┌─ MATERIAL

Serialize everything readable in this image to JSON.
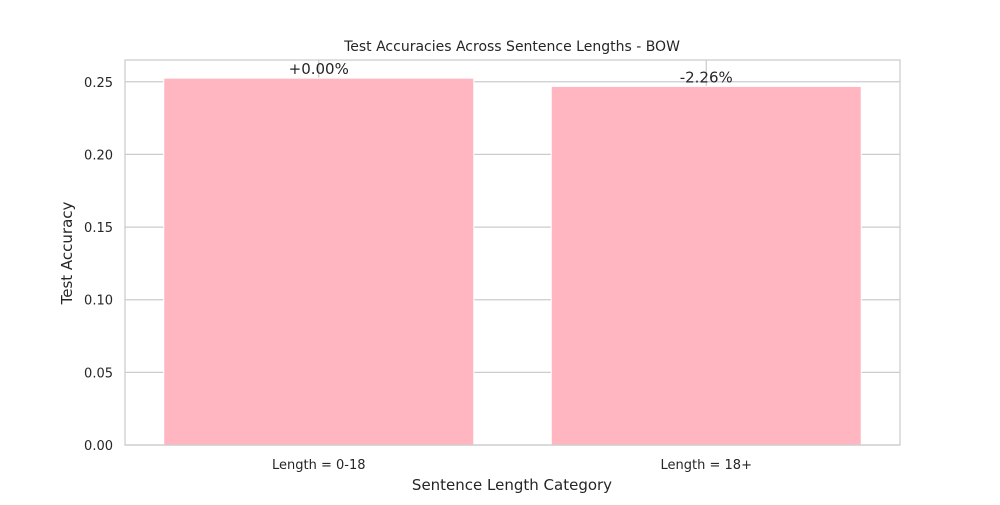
{
  "chart_data": {
    "type": "bar",
    "title": "Test Accuracies Across Sentence Lengths - BOW",
    "xlabel": "Sentence Length Category",
    "ylabel": "Test Accuracy",
    "categories": [
      "Length = 0-18",
      "Length = 18+"
    ],
    "values": [
      0.2525,
      0.2468
    ],
    "data_labels": [
      "+0.00%",
      "-2.26%"
    ],
    "ylim": [
      0,
      0.265
    ],
    "yticks": [
      0.0,
      0.05,
      0.1,
      0.15,
      0.2,
      0.25
    ],
    "ytick_labels": [
      "0.00",
      "0.05",
      "0.10",
      "0.15",
      "0.20",
      "0.25"
    ],
    "grid": true,
    "colors": {
      "bar": "#ffb6c1",
      "grid": "#cccccc",
      "frame": "#cccccc",
      "text": "#262626"
    }
  }
}
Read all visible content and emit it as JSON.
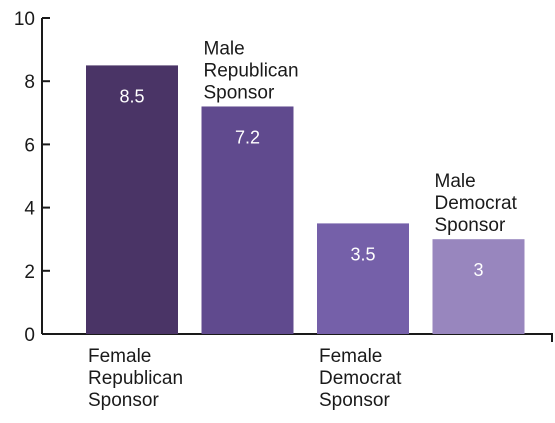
{
  "chart_data": {
    "type": "bar",
    "categories": [
      [
        "Female",
        "Republican",
        "Sponsor"
      ],
      [
        "Male",
        "Republican",
        "Sponsor"
      ],
      [
        "Female",
        "Democrat",
        "Sponsor"
      ],
      [
        "Male",
        "Democrat",
        "Sponsor"
      ]
    ],
    "category_label_position": [
      "below",
      "above",
      "below",
      "above"
    ],
    "values": [
      8.5,
      7.2,
      3.5,
      3
    ],
    "value_labels": [
      "8.5",
      "7.2",
      "3.5",
      "3"
    ],
    "colors": [
      "#4a3466",
      "#604a8e",
      "#7560a9",
      "#9886be"
    ],
    "ylim": [
      0,
      10
    ],
    "yticks": [
      "0",
      "2",
      "4",
      "6",
      "8",
      "10"
    ],
    "title": "",
    "xlabel": "",
    "ylabel": "",
    "grid": false,
    "legend": "none"
  }
}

└─

● JOB
Copy only this, please: the line with "Read all visible content and emit it as JSON." and every line after it through the end of the data, with no pictures.

● SOLUTION FOR THIS EXERCISE
Read all visible content and emit it as JSON.
{
  "chart_data": {
    "type": "bar",
    "categories": [
      [
        "Female",
        "Republican",
        "Sponsor"
      ],
      [
        "Male",
        "Republican",
        "Sponsor"
      ],
      [
        "Female",
        "Democrat",
        "Sponsor"
      ],
      [
        "Male",
        "Democrat",
        "Sponsor"
      ]
    ],
    "category_label_position": [
      "below",
      "above",
      "below",
      "above"
    ],
    "values": [
      8.5,
      7.2,
      3.5,
      3
    ],
    "value_labels": [
      "8.5",
      "7.2",
      "3.5",
      "3"
    ],
    "colors": [
      "#4a3466",
      "#604a8e",
      "#7560a9",
      "#9886be"
    ],
    "ylim": [
      0,
      10
    ],
    "yticks": [
      "0",
      "2",
      "4",
      "6",
      "8",
      "10"
    ],
    "title": "",
    "xlabel": "",
    "ylabel": "",
    "grid": false,
    "legend": "none"
  }
}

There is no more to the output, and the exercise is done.